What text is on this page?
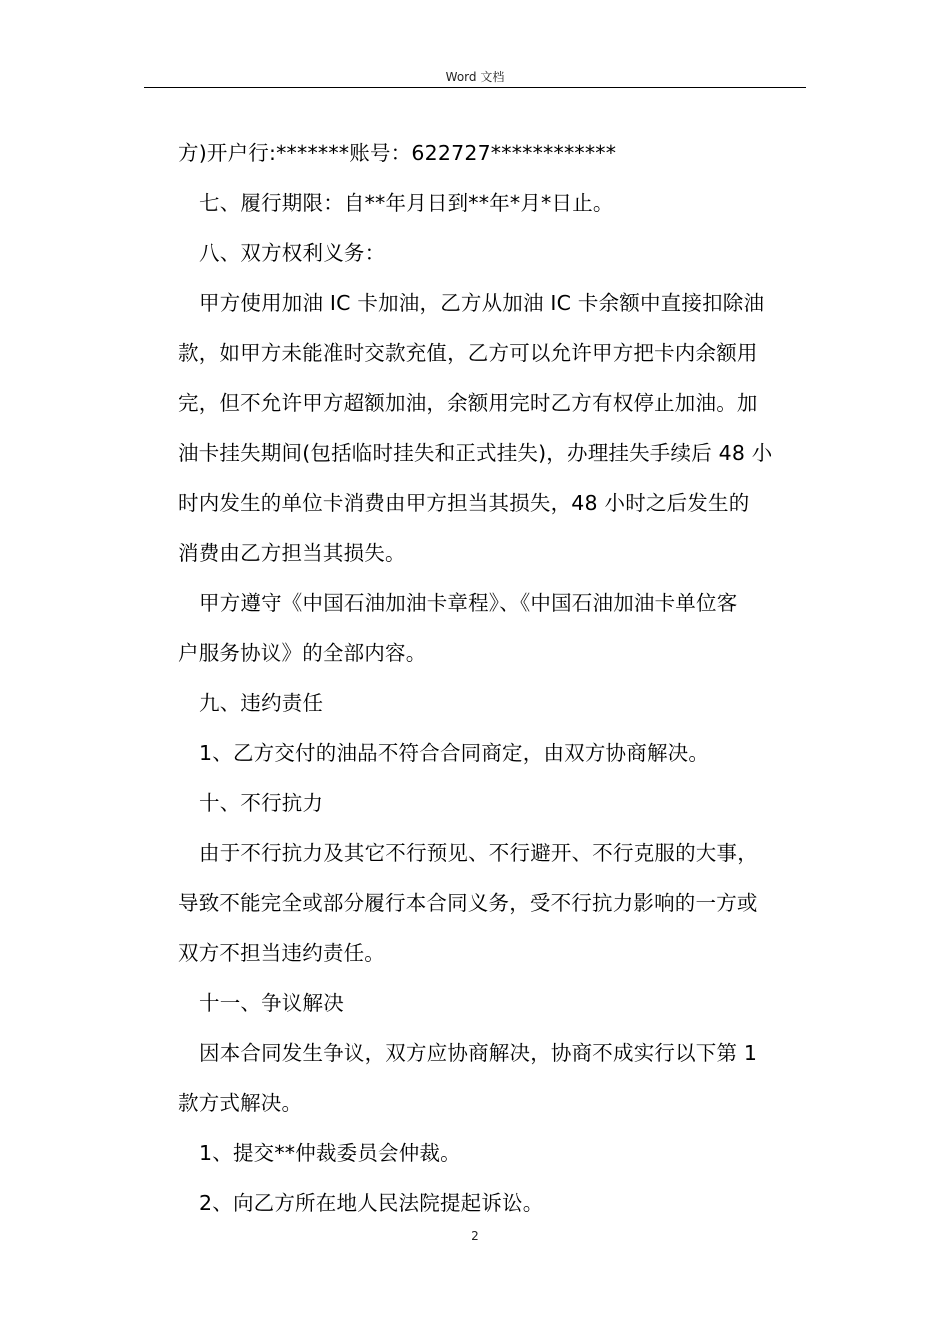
Word 文档

方)开户行:*******账号：622727************

七、履行期限：自**年月日到**年*月*日止。

八、双方权利义务：

甲方使用加油 IC 卡加油，乙方从加油 IC 卡余额中直接扣除油

款，如甲方未能准时交款充值，乙方可以允许甲方把卡内余额用

完，但不允许甲方超额加油，余额用完时乙方有权停止加油。加

油卡挂失期间(包括临时挂失和正式挂失)，办理挂失手续后 48 小

时内发生的单位卡消费由甲方担当其损失，48 小时之后发生的

消费由乙方担当其损失。

甲方遵守《中国石油加油卡章程》、《中国石油加油卡单位客

户服务协议》的全部内容。

九、违约责任

1、乙方交付的油品不符合合同商定，由双方协商解决。

十、不行抗力

由于不行抗力及其它不行预见、不行避开、不行克服的大事，

导致不能完全或部分履行本合同义务，受不行抗力影响的一方或

双方不担当违约责任。

十一、争议解决

因本合同发生争议，双方应协商解决，协商不成实行以下第 1

款方式解决。

1、提交**仲裁委员会仲裁。

2、向乙方所在地人民法院提起诉讼。

2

Stated exercise> Leave the pictures out and reproduce all of the records exactly.

Completed task>
What text is on this page?
Word 文档

方)开户行:*******账号：622727************

七、履行期限：自**年月日到**年*月*日止。

八、双方权利义务：

甲方使用加油 IC 卡加油，乙方从加油 IC 卡余额中直接扣除油

款，如甲方未能准时交款充值，乙方可以允许甲方把卡内余额用

完，但不允许甲方超额加油，余额用完时乙方有权停止加油。加

油卡挂失期间(包括临时挂失和正式挂失)，办理挂失手续后 48 小

时内发生的单位卡消费由甲方担当其损失，48 小时之后发生的

消费由乙方担当其损失。

甲方遵守《中国石油加油卡章程》、《中国石油加油卡单位客

户服务协议》的全部内容。

九、违约责任

1、乙方交付的油品不符合合同商定，由双方协商解决。

十、不行抗力

由于不行抗力及其它不行预见、不行避开、不行克服的大事，

导致不能完全或部分履行本合同义务，受不行抗力影响的一方或

双方不担当违约责任。

十一、争议解决

因本合同发生争议，双方应协商解决，协商不成实行以下第 1

款方式解决。

1、提交**仲裁委员会仲裁。

2、向乙方所在地人民法院提起诉讼。

2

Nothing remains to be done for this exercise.